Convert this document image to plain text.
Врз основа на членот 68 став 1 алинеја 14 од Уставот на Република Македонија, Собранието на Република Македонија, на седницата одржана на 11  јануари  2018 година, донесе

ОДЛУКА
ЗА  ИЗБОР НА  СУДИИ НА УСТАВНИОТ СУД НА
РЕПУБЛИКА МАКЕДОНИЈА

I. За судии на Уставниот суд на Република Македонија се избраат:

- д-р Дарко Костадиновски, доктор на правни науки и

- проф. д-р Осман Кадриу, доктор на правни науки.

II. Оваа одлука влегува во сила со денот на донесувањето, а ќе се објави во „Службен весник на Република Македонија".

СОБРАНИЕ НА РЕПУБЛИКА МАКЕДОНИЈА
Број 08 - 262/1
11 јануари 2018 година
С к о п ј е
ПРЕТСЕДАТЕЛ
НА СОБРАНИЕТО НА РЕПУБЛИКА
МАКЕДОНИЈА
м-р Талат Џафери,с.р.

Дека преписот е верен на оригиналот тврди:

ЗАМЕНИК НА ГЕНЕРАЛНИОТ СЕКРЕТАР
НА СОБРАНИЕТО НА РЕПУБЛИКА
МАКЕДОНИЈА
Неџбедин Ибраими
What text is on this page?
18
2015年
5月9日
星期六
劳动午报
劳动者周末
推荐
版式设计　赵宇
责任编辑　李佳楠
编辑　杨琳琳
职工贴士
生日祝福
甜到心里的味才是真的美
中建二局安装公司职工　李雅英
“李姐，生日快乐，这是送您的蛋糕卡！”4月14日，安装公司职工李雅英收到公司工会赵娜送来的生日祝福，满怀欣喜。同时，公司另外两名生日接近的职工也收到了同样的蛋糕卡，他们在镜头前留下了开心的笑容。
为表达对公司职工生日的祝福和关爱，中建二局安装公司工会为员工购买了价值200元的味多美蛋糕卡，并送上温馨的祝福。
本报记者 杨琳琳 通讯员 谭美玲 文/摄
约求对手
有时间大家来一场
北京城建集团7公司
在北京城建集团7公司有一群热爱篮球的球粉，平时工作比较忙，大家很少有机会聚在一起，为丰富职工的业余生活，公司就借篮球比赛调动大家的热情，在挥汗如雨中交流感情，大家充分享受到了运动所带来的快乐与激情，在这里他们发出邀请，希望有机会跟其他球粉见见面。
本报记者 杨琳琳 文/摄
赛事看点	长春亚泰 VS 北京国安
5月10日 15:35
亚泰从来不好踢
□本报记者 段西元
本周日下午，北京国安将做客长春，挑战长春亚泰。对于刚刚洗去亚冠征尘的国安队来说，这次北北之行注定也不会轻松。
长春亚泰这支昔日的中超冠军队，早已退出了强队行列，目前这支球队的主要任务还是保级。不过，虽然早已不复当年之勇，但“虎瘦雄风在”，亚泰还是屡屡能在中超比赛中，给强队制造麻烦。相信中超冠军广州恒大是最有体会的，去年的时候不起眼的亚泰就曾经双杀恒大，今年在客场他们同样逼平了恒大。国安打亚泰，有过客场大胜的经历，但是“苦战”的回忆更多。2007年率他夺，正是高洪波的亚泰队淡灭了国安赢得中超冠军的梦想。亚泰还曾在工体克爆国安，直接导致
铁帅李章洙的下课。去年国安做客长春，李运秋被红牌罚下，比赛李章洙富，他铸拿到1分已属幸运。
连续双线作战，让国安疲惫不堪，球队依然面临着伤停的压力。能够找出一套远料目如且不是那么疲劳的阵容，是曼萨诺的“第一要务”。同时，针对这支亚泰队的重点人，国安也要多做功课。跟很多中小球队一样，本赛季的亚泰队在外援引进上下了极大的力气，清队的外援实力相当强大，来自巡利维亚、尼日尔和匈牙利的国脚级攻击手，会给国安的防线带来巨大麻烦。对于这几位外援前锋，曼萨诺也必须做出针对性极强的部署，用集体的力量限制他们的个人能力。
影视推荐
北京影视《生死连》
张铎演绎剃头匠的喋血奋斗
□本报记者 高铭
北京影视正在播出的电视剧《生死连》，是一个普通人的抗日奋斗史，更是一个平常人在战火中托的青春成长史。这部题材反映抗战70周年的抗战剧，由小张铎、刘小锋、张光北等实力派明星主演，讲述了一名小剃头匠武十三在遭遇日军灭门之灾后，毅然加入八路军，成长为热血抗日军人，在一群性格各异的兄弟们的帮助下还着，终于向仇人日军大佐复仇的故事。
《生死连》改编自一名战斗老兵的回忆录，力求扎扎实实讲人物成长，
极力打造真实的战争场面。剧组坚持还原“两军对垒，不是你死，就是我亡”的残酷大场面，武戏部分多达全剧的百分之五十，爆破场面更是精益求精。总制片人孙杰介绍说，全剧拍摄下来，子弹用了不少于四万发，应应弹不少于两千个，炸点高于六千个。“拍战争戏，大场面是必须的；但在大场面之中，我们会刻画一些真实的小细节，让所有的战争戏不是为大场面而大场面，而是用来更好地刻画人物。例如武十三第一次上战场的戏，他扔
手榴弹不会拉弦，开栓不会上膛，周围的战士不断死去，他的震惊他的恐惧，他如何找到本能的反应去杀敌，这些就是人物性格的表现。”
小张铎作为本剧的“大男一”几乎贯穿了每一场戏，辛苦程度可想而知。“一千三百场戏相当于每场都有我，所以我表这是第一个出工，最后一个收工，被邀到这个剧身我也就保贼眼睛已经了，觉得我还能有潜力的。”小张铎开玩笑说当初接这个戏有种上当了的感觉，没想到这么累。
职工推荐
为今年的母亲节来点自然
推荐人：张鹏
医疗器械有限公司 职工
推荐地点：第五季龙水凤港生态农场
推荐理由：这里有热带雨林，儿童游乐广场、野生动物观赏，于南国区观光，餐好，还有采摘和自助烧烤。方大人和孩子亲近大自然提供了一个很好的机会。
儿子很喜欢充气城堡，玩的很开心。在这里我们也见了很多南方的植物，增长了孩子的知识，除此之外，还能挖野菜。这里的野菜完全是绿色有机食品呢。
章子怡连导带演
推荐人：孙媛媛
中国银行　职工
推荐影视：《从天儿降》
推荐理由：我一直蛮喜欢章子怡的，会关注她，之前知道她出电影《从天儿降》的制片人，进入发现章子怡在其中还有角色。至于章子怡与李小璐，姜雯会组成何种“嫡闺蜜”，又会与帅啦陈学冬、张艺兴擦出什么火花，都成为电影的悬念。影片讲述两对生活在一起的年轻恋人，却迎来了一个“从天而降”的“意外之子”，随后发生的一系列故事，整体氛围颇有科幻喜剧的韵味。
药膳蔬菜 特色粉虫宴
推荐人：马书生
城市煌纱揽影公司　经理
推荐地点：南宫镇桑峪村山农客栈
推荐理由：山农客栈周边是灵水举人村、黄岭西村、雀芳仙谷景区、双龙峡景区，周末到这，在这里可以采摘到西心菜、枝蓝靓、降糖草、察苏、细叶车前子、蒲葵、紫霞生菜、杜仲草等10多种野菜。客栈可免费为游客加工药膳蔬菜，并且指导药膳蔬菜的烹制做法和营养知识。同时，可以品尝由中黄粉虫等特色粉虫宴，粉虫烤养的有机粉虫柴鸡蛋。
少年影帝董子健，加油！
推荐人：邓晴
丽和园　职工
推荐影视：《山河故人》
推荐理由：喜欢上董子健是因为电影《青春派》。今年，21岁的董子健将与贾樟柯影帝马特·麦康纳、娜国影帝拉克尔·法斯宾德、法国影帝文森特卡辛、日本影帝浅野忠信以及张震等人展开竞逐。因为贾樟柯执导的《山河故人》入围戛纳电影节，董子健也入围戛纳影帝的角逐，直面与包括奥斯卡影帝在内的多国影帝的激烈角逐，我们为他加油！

Your objective: Extract all lines from the material above that include the word "本报记者".

Solution:
本报记者 杨琳琳 通讯员 谭美玲 文/摄
本报记者 杨琳琳 文/摄
□本报记者 段西元
□本报记者 高铭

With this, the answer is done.